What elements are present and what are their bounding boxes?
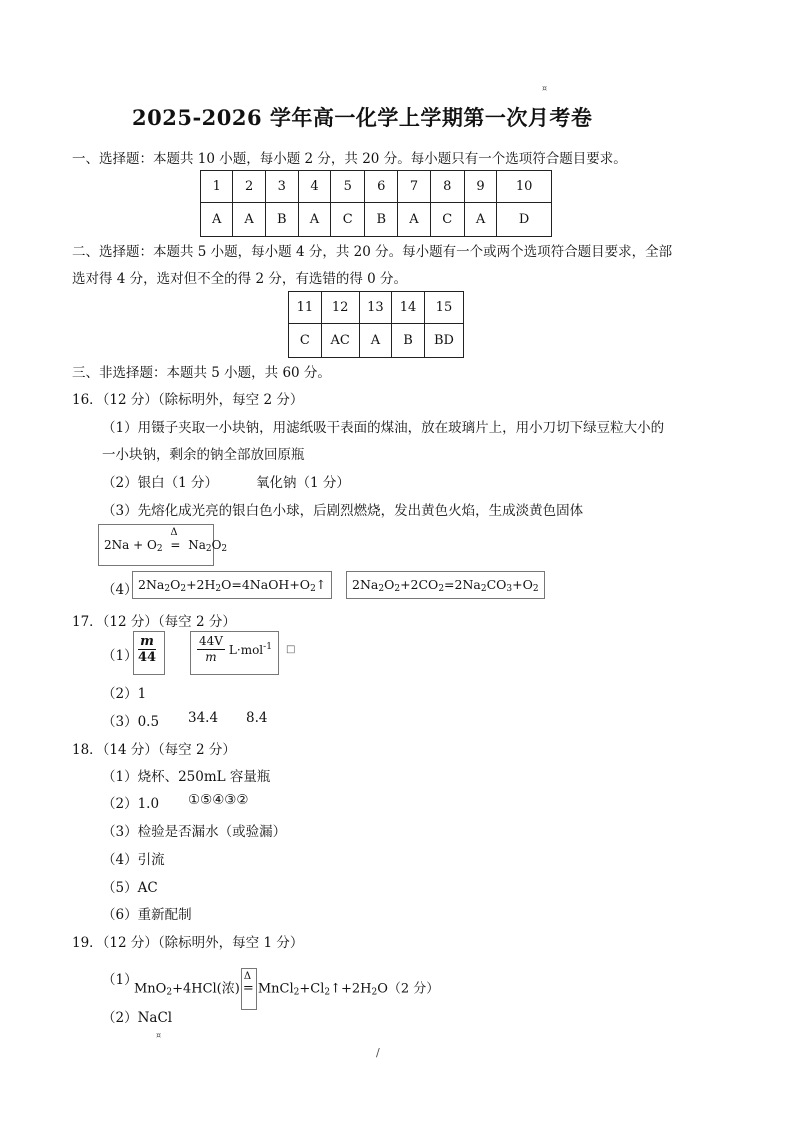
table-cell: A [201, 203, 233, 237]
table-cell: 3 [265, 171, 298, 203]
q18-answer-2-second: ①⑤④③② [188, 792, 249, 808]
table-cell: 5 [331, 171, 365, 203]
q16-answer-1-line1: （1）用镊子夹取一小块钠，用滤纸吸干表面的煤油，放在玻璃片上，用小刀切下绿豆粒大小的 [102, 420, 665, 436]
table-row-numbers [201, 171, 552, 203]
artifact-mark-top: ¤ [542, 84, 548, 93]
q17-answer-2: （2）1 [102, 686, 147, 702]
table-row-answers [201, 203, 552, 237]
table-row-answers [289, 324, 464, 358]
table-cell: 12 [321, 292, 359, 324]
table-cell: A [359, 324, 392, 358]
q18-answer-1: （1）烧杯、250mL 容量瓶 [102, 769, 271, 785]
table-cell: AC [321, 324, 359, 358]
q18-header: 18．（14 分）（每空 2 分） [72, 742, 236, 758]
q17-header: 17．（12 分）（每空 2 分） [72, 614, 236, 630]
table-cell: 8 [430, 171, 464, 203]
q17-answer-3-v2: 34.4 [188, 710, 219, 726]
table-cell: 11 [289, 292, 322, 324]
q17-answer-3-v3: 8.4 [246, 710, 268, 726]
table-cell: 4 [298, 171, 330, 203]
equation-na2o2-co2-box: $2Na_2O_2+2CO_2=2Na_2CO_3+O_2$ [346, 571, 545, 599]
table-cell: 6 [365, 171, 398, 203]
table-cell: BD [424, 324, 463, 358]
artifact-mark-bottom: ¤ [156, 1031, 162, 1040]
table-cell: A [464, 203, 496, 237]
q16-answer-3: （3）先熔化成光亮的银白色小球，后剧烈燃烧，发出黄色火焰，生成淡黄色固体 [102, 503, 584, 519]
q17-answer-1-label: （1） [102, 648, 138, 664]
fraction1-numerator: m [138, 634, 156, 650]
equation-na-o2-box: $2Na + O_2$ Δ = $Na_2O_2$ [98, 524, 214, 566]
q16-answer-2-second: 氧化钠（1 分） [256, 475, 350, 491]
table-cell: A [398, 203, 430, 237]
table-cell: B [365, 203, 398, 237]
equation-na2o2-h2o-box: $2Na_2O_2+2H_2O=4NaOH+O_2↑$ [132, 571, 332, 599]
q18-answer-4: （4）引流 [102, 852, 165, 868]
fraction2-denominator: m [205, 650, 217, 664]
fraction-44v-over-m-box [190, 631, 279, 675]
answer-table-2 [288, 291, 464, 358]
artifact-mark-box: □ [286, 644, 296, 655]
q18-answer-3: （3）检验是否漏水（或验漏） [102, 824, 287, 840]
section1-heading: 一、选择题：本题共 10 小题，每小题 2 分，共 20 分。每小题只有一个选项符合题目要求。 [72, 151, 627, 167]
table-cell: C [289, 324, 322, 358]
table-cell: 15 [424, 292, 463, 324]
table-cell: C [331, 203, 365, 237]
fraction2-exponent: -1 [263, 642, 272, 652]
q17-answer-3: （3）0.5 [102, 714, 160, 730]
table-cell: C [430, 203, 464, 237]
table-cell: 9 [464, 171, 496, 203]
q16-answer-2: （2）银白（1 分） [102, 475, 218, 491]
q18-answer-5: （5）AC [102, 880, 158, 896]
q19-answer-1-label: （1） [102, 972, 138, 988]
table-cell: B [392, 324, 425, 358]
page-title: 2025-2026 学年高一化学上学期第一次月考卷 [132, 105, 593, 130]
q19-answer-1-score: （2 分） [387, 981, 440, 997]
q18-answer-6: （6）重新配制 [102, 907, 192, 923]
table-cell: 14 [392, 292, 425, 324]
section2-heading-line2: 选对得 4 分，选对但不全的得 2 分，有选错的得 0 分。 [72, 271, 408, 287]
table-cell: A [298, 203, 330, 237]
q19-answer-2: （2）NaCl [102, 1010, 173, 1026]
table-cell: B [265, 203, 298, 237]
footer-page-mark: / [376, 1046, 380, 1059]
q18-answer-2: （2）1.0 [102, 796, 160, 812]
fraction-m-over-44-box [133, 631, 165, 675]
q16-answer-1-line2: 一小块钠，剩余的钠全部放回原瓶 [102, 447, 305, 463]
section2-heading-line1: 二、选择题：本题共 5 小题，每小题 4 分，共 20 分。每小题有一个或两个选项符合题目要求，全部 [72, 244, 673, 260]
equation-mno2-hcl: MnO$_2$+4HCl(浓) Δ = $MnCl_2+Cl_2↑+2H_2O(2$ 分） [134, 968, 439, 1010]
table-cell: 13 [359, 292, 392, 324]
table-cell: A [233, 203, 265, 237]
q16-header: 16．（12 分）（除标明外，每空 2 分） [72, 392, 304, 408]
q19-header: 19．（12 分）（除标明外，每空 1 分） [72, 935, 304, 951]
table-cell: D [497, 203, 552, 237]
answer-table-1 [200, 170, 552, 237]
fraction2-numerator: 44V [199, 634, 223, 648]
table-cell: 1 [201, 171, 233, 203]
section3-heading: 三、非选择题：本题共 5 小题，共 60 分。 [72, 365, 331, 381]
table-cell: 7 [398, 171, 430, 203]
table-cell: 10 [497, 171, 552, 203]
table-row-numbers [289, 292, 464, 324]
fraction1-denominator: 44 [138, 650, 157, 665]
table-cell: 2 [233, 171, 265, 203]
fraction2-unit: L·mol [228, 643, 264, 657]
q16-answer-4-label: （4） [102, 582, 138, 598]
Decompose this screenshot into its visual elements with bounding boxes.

-------------------------

What you are asked to do
Convert the lines above, from the line containing "table-cell: A [201, 203, 233, 237]" through the line containing "table-cell: 11 [289, 292, 322, 324]", both included, into a JSON list of strings with one string per line, omitting any blank lines.

Written response
[
  "table-cell: A [201, 203, 233, 237]",
  "table-cell: 3 [265, 171, 298, 203]",
  "q18-answer-2-second: ①⑤④③② [188, 792, 249, 808]",
  "table-cell: 5 [331, 171, 365, 203]",
  "q16-answer-1-line1: （1）用镊子夹取一小块钠，用滤纸吸干表面的煤油，放在玻璃片上，用小刀切下绿豆粒大小的 [102, 420, 665, 436]",
  "table-row-numbers [201, 171, 552, 203]",
  "artifact-mark-top: ¤ [542, 84, 548, 93]",
  "q17-answer-2: （2）1 [102, 686, 147, 702]",
  "table-row-answers [201, 203, 552, 237]",
  "table-row-answers [289, 324, 464, 358]",
  "table-cell: 12 [321, 292, 359, 324]",
  "table-cell: A [359, 324, 392, 358]",
  "q18-answer-1: （1）烧杯、250mL 容量瓶 [102, 769, 271, 785]",
  "table-cell: AC [321, 324, 359, 358]",
  "q18-header: 18．（14 分）（每空 2 分） [72, 742, 236, 758]",
  "q17-header: 17．（12 分）（每空 2 分） [72, 614, 236, 630]",
  "table-cell: 8 [430, 171, 464, 203]",
  "q17-answer-3-v2: 34.4 [188, 710, 219, 726]",
  "table-cell: 11 [289, 292, 322, 324]"
]